▶ **EXERCISE DESCRIPTION**
Output the full material exactly as it appears here.

— Begin —

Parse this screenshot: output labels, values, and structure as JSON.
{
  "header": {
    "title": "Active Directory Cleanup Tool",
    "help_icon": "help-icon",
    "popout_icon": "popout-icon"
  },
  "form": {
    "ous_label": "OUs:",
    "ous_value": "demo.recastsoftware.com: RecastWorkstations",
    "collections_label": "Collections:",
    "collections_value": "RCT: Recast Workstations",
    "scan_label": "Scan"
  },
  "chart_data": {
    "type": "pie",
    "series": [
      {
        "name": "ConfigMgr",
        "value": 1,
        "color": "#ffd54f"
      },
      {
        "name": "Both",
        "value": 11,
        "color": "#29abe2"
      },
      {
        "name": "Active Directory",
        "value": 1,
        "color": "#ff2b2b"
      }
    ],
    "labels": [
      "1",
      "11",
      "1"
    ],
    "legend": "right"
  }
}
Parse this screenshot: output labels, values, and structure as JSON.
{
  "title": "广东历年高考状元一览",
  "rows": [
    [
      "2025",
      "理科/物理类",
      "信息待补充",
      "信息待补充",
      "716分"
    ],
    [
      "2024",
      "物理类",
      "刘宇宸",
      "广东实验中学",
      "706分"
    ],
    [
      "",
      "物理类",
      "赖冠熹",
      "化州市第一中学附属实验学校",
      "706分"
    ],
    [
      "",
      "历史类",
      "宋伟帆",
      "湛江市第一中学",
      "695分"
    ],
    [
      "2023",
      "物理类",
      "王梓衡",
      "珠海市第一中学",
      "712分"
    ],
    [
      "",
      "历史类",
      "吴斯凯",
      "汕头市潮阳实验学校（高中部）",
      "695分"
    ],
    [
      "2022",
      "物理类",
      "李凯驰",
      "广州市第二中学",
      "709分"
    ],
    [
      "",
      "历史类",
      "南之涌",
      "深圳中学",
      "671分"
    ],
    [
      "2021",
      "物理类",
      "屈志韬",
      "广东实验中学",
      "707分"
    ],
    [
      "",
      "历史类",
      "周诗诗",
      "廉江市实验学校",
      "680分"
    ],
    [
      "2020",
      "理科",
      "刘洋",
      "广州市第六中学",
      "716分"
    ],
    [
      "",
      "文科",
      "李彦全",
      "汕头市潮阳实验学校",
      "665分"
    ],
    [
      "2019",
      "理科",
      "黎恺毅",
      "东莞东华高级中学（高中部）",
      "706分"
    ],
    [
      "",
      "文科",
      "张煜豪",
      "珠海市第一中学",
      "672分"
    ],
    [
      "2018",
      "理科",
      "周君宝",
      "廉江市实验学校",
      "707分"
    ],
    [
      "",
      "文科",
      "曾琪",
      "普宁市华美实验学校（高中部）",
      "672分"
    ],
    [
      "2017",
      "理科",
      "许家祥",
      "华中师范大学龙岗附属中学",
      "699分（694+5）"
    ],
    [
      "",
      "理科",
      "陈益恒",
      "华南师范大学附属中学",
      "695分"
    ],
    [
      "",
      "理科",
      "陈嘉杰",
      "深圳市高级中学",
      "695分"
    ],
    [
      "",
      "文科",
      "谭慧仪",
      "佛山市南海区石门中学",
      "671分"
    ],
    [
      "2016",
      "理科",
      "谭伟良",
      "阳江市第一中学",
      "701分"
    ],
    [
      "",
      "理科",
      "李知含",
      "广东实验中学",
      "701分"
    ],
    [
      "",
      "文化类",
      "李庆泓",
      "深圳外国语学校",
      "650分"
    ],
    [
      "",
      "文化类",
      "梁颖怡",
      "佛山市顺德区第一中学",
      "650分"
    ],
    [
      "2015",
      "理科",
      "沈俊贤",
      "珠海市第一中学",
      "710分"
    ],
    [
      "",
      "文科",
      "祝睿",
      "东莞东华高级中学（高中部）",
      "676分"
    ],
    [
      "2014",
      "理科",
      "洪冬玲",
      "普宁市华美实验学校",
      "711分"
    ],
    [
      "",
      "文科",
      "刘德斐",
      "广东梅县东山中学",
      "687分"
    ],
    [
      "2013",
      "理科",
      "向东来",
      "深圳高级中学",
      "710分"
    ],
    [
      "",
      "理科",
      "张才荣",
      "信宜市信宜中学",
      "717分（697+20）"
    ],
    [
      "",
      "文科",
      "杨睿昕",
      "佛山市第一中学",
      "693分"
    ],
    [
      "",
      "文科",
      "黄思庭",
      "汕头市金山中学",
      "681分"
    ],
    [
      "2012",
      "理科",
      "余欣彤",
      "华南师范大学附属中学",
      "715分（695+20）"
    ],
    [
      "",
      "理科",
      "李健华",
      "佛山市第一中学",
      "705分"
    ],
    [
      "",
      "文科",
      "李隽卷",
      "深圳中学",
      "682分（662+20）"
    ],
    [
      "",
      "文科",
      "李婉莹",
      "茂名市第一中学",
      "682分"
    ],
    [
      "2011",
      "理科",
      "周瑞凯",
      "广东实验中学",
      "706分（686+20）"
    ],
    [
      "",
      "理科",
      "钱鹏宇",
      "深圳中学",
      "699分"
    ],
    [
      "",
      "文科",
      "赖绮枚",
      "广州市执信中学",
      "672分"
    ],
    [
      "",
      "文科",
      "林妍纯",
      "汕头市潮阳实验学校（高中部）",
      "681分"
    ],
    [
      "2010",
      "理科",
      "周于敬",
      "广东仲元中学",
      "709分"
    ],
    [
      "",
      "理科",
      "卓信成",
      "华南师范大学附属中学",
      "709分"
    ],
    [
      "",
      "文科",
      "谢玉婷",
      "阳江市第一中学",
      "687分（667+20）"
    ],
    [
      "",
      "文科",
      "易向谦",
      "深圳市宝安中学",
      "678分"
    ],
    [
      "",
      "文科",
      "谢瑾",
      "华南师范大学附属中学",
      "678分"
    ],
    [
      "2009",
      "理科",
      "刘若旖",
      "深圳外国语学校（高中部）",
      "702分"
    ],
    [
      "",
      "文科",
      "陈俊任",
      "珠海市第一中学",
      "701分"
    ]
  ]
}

— End —

▶ **SOLUTION FOR THIS EXERCISE**
Parse this screenshot: output labels, values, and structure as JSON.
{
  "header": {
    "title": "Active Directory Cleanup Tool",
    "help_icon": "help-icon",
    "popout_icon": "popout-icon"
  },
  "form": {
    "ous_label": "OUs:",
    "ous_value": "demo.recastsoftware.com: RecastWorkstations",
    "collections_label": "Collections:",
    "collections_value": "RCT: Recast Workstations",
    "scan_label": "Scan"
  },
  "chart_data": {
    "type": "pie",
    "series": [
      {
        "name": "ConfigMgr",
        "value": 1,
        "color": "#ffd54f"
      },
      {
        "name": "Both",
        "value": 11,
        "color": "#29abe2"
      },
      {
        "name": "Active Directory",
        "value": 1,
        "color": "#ff2b2b"
      }
    ],
    "labels": [
      "1",
      "11",
      "1"
    ],
    "legend": "right"
  }
}
Parse this screenshot: output labels, values, and structure as JSON.
{
  "title": "广东历年高考状元一览",
  "rows": [
    [
      "2025",
      "理科/物理类",
      "信息待补充",
      "信息待补充",
      "716分"
    ],
    [
      "2024",
      "物理类",
      "刘宇宸",
      "广东实验中学",
      "706分"
    ],
    [
      "",
      "物理类",
      "赖冠熹",
      "化州市第一中学附属实验学校",
      "706分"
    ],
    [
      "",
      "历史类",
      "宋伟帆",
      "湛江市第一中学",
      "695分"
    ],
    [
      "2023",
      "物理类",
      "王梓衡",
      "珠海市第一中学",
      "712分"
    ],
    [
      "",
      "历史类",
      "吴斯凯",
      "汕头市潮阳实验学校（高中部）",
      "695分"
    ],
    [
      "2022",
      "物理类",
      "李凯驰",
      "广州市第二中学",
      "709分"
    ],
    [
      "",
      "历史类",
      "南之涌",
      "深圳中学",
      "671分"
    ],
    [
      "2021",
      "物理类",
      "屈志韬",
      "广东实验中学",
      "707分"
    ],
    [
      "",
      "历史类",
      "周诗诗",
      "廉江市实验学校",
      "680分"
    ],
    [
      "2020",
      "理科",
      "刘洋",
      "广州市第六中学",
      "716分"
    ],
    [
      "",
      "文科",
      "李彦全",
      "汕头市潮阳实验学校",
      "665分"
    ],
    [
      "2019",
      "理科",
      "黎恺毅",
      "东莞东华高级中学（高中部）",
      "706分"
    ],
    [
      "",
      "文科",
      "张煜豪",
      "珠海市第一中学",
      "672分"
    ],
    [
      "2018",
      "理科",
      "周君宝",
      "廉江市实验学校",
      "707分"
    ],
    [
      "",
      "文科",
      "曾琪",
      "普宁市华美实验学校（高中部）",
      "672分"
    ],
    [
      "2017",
      "理科",
      "许家祥",
      "华中师范大学龙岗附属中学",
      "699分（694+5）"
    ],
    [
      "",
      "理科",
      "陈益恒",
      "华南师范大学附属中学",
      "695分"
    ],
    [
      "",
      "理科",
      "陈嘉杰",
      "深圳市高级中学",
      "695分"
    ],
    [
      "",
      "文科",
      "谭慧仪",
      "佛山市南海区石门中学",
      "671分"
    ],
    [
      "2016",
      "理科",
      "谭伟良",
      "阳江市第一中学",
      "701分"
    ],
    [
      "",
      "理科",
      "李知含",
      "广东实验中学",
      "701分"
    ],
    [
      "",
      "文化类",
      "李庆泓",
      "深圳外国语学校",
      "650分"
    ],
    [
      "",
      "文化类",
      "梁颖怡",
      "佛山市顺德区第一中学",
      "650分"
    ],
    [
      "2015",
      "理科",
      "沈俊贤",
      "珠海市第一中学",
      "710分"
    ],
    [
      "",
      "文科",
      "祝睿",
      "东莞东华高级中学（高中部）",
      "676分"
    ],
    [
      "2014",
      "理科",
      "洪冬玲",
      "普宁市华美实验学校",
      "711分"
    ],
    [
      "",
      "文科",
      "刘德斐",
      "广东梅县东山中学",
      "687分"
    ],
    [
      "2013",
      "理科",
      "向东来",
      "深圳高级中学",
      "710分"
    ],
    [
      "",
      "理科",
      "张才荣",
      "信宜市信宜中学",
      "717分（697+20）"
    ],
    [
      "",
      "文科",
      "杨睿昕",
      "佛山市第一中学",
      "693分"
    ],
    [
      "",
      "文科",
      "黄思庭",
      "汕头市金山中学",
      "681分"
    ],
    [
      "2012",
      "理科",
      "余欣彤",
      "华南师范大学附属中学",
      "715分（695+20）"
    ],
    [
      "",
      "理科",
      "李健华",
      "佛山市第一中学",
      "705分"
    ],
    [
      "",
      "文科",
      "李隽卷",
      "深圳中学",
      "682分（662+20）"
    ],
    [
      "",
      "文科",
      "李婉莹",
      "茂名市第一中学",
      "682分"
    ],
    [
      "2011",
      "理科",
      "周瑞凯",
      "广东实验中学",
      "706分（686+20）"
    ],
    [
      "",
      "理科",
      "钱鹏宇",
      "深圳中学",
      "699分"
    ],
    [
      "",
      "文科",
      "赖绮枚",
      "广州市执信中学",
      "672分"
    ],
    [
      "",
      "文科",
      "林妍纯",
      "汕头市潮阳实验学校（高中部）",
      "681分"
    ],
    [
      "2010",
      "理科",
      "周于敬",
      "广东仲元中学",
      "709分"
    ],
    [
      "",
      "理科",
      "卓信成",
      "华南师范大学附属中学",
      "709分"
    ],
    [
      "",
      "文科",
      "谢玉婷",
      "阳江市第一中学",
      "687分（667+20）"
    ],
    [
      "",
      "文科",
      "易向谦",
      "深圳市宝安中学",
      "678分"
    ],
    [
      "",
      "文科",
      "谢瑾",
      "华南师范大学附属中学",
      "678分"
    ],
    [
      "2009",
      "理科",
      "刘若旖",
      "深圳外国语学校（高中部）",
      "702分"
    ],
    [
      "",
      "文科",
      "陈俊任",
      "珠海市第一中学",
      "701分"
    ]
  ]
}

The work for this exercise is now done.